WORK REQUIRED: Substitute "enclosing rectangles" for "bounding boxes" in every one of these lines, leaving all else unchanged, and omit the pictures from your answer.

TASK MATERIAL:
::::::::

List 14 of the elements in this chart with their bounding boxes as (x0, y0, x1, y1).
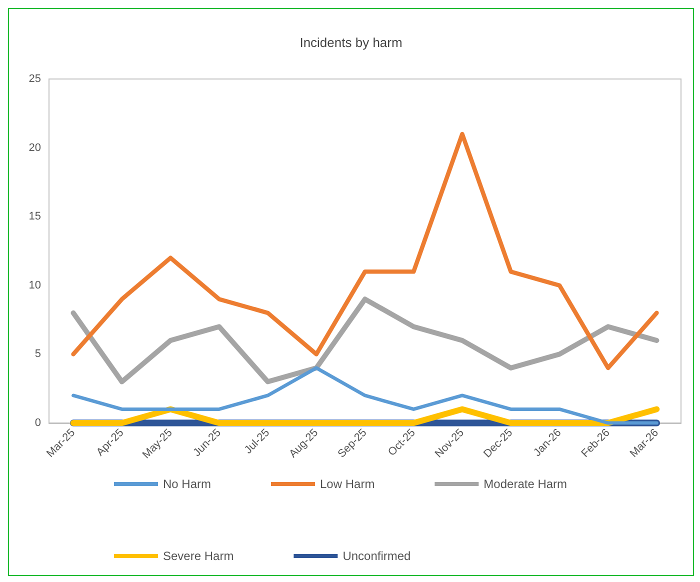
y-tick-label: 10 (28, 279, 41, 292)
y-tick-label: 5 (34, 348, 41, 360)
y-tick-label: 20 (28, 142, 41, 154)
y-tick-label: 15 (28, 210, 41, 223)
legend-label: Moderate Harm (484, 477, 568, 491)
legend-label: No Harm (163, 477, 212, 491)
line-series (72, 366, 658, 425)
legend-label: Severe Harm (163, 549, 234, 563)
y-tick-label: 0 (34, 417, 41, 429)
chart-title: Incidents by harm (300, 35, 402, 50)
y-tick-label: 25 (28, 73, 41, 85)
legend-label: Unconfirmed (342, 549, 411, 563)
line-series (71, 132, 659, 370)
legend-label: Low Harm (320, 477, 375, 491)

::::::::

RESULT FOR THIS TASK:
List 14 of the elements in this chart with their enclosing rectangles as (x0, y0, x1, y1).
y-tick-label: 10 (28, 279, 41, 292)
y-tick-label: 5 (34, 348, 41, 360)
y-tick-label: 20 (28, 142, 41, 154)
y-tick-label: 15 (28, 210, 41, 223)
legend-label: Moderate Harm (484, 477, 568, 491)
legend-label: No Harm (163, 477, 212, 491)
line-series (72, 366, 658, 425)
legend-label: Severe Harm (163, 549, 234, 563)
y-tick-label: 0 (34, 417, 41, 429)
chart-title: Incidents by harm (300, 35, 402, 50)
y-tick-label: 25 (28, 73, 41, 85)
legend-label: Unconfirmed (342, 549, 411, 563)
line-series (71, 132, 659, 370)
legend-label: Low Harm (320, 477, 375, 491)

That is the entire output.